## START EXERCISE INPUTS
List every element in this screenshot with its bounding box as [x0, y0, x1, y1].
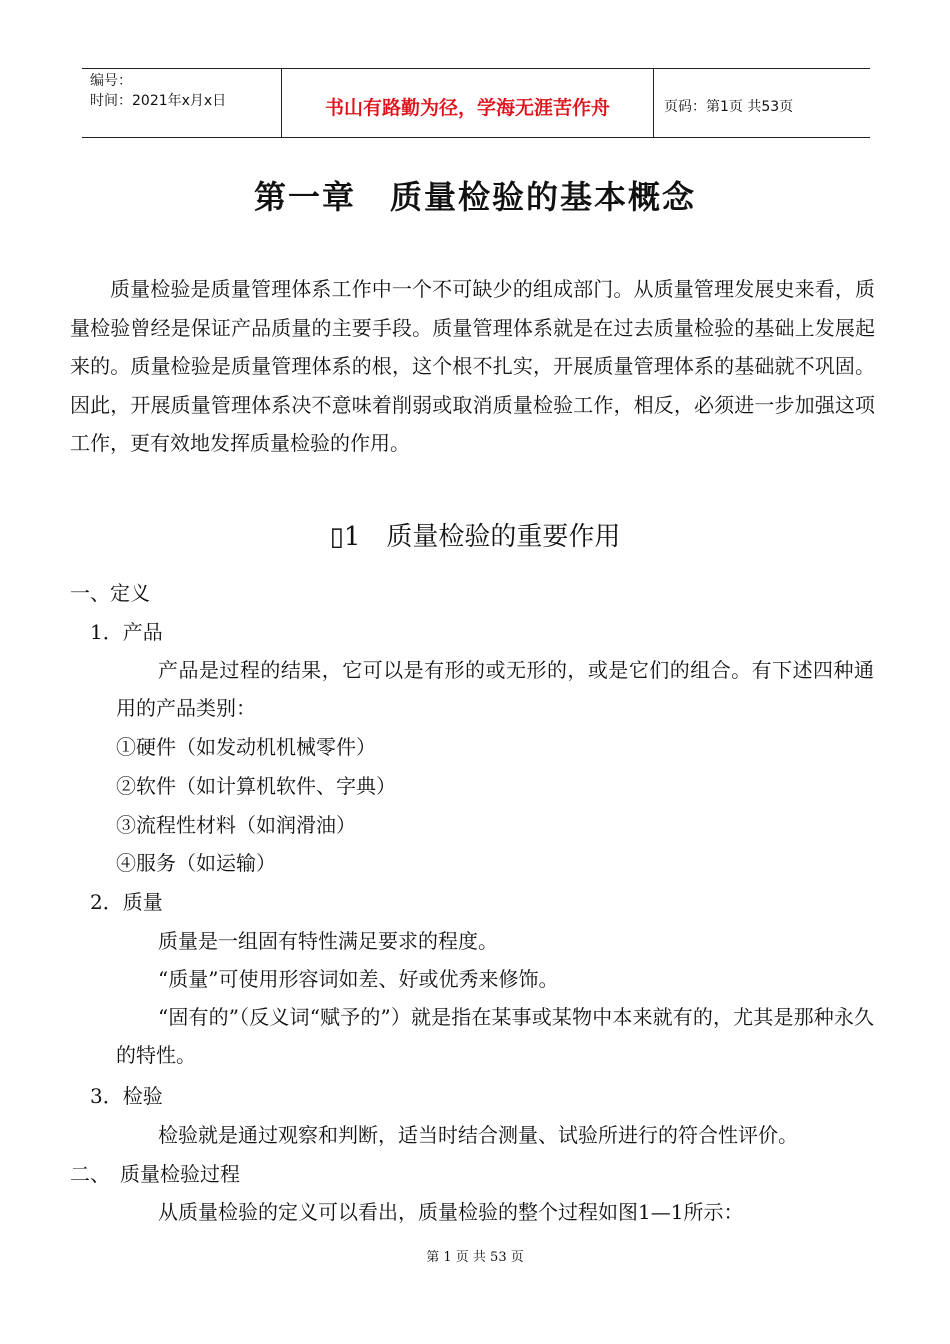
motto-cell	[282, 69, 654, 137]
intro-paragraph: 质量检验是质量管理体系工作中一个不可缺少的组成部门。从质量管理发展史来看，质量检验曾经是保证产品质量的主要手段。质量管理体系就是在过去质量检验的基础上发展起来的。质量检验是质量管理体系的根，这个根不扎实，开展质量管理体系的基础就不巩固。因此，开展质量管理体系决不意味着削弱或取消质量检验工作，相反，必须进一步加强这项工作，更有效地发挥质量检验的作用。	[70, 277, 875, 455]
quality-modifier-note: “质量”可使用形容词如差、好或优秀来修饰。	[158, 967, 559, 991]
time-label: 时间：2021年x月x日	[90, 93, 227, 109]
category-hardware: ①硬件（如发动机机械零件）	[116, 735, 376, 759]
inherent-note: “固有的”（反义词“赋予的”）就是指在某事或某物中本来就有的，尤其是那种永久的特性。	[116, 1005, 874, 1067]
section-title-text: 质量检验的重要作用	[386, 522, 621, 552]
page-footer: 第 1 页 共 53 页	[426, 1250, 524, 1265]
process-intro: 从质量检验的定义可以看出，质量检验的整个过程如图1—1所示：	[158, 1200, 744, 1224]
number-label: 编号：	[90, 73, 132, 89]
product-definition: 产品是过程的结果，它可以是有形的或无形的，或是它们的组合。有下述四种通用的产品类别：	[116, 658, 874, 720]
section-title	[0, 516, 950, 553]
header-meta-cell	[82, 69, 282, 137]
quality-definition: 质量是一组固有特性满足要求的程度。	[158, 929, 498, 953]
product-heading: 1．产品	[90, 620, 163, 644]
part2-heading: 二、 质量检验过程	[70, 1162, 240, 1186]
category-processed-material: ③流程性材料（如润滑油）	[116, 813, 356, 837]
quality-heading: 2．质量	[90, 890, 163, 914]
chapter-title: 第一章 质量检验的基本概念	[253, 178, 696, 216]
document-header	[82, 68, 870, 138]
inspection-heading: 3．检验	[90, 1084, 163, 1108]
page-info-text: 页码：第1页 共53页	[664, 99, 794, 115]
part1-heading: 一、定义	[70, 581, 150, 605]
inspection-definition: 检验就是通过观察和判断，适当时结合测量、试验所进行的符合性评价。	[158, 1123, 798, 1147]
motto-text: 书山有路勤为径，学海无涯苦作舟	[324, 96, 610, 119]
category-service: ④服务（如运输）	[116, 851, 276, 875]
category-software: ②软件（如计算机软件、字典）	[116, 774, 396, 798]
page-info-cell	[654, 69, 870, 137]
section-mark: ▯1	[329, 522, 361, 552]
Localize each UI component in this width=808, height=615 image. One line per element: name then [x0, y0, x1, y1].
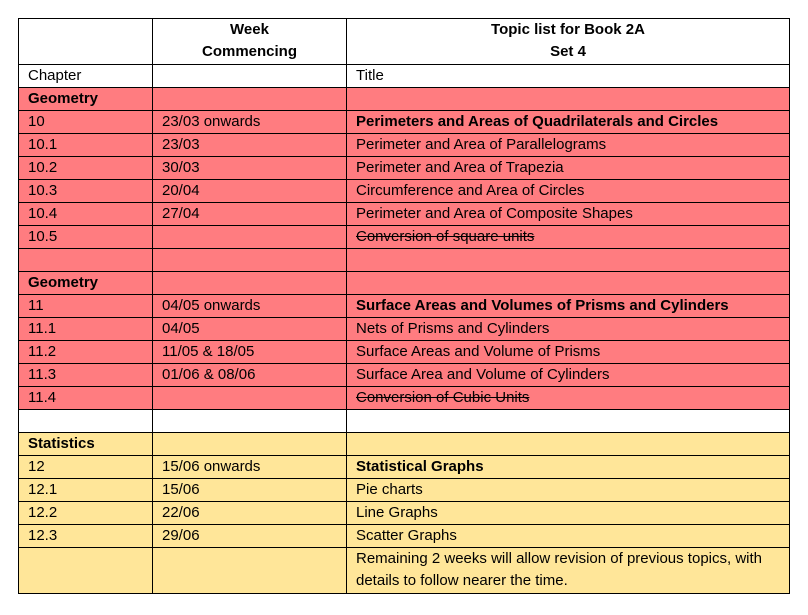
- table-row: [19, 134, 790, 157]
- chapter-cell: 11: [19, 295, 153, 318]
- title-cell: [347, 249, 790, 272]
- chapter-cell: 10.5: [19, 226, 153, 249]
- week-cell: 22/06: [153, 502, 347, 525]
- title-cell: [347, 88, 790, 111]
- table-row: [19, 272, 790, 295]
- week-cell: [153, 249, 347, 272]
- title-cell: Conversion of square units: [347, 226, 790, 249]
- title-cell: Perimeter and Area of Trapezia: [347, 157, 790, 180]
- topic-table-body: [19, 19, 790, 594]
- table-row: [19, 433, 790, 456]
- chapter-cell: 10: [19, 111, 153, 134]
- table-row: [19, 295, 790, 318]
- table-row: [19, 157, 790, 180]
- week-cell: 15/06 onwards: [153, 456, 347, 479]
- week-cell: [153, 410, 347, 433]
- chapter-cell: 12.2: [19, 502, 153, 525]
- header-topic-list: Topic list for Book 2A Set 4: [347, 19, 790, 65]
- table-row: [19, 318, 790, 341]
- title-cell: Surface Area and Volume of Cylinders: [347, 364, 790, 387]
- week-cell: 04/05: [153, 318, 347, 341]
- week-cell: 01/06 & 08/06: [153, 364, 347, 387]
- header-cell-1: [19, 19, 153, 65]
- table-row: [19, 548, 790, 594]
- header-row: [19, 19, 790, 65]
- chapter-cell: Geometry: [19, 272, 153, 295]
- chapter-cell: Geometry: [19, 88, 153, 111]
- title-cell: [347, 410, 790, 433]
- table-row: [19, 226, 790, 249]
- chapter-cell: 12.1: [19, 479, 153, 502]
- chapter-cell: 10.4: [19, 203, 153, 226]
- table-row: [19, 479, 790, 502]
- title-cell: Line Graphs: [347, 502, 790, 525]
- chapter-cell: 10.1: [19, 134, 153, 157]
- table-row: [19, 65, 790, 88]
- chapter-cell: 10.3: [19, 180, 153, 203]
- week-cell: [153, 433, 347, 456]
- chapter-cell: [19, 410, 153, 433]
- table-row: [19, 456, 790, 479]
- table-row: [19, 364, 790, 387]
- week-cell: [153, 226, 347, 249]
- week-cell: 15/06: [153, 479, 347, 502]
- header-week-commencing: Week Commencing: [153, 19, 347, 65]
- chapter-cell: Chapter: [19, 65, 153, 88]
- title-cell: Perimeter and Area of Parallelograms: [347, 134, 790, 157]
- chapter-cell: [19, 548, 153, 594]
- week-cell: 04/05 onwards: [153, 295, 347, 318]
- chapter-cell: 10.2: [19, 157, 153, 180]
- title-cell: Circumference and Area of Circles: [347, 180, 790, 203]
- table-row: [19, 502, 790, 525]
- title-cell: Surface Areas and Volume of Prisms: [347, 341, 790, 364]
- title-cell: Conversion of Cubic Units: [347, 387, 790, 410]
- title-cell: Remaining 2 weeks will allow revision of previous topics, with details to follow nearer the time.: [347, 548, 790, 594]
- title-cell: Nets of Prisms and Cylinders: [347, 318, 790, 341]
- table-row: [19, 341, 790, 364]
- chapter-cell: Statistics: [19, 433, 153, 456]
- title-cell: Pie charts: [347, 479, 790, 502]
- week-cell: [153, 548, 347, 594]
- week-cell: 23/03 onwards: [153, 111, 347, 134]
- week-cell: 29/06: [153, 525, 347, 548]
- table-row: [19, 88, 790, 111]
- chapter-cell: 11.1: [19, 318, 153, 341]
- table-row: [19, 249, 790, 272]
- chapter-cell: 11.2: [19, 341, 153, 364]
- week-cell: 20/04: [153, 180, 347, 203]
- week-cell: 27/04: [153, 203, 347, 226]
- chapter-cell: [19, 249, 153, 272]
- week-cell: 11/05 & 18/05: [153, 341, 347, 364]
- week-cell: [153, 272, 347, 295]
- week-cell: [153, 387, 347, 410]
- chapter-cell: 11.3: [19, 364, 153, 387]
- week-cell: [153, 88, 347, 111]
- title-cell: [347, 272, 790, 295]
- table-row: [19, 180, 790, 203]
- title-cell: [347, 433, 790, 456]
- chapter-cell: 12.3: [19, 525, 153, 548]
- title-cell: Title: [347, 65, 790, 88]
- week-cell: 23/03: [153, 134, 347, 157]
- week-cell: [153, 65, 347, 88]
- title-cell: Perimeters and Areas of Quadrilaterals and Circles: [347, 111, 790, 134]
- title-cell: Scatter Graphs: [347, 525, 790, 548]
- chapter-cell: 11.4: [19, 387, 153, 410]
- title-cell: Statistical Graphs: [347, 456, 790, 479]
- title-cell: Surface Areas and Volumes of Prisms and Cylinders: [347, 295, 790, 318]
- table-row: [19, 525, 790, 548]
## END EXERCISE INPUTS
> DIRECTIONS FOR THIS TASK: Switch "time-label" to "date-label" in the material between the lines holding "69, 654, 137]" and "1005, 874, 1067]", inclusive, and give only those lines back with nothing else altered.

> WRITTEN SOLUTION:
motto-cell	[282, 69, 654, 137]
intro-paragraph: 质量检验是质量管理体系工作中一个不可缺少的组成部门。从质量管理发展史来看，质量检验曾经是保证产品质量的主要手段。质量管理体系就是在过去质量检验的基础上发展起来的。质量检验是质量管理体系的根，这个根不扎实，开展质量管理体系的基础就不巩固。因此，开展质量管理体系决不意味着削弱或取消质量检验工作，相反，必须进一步加强这项工作，更有效地发挥质量检验的作用。	[70, 277, 875, 455]
quality-modifier-note: “质量”可使用形容词如差、好或优秀来修饰。	[158, 967, 559, 991]
date-label: 时间：2021年x月x日	[90, 93, 227, 109]
category-hardware: ①硬件（如发动机机械零件）	[116, 735, 376, 759]
inherent-note: “固有的”（反义词“赋予的”）就是指在某事或某物中本来就有的，尤其是那种永久的特性。	[116, 1005, 874, 1067]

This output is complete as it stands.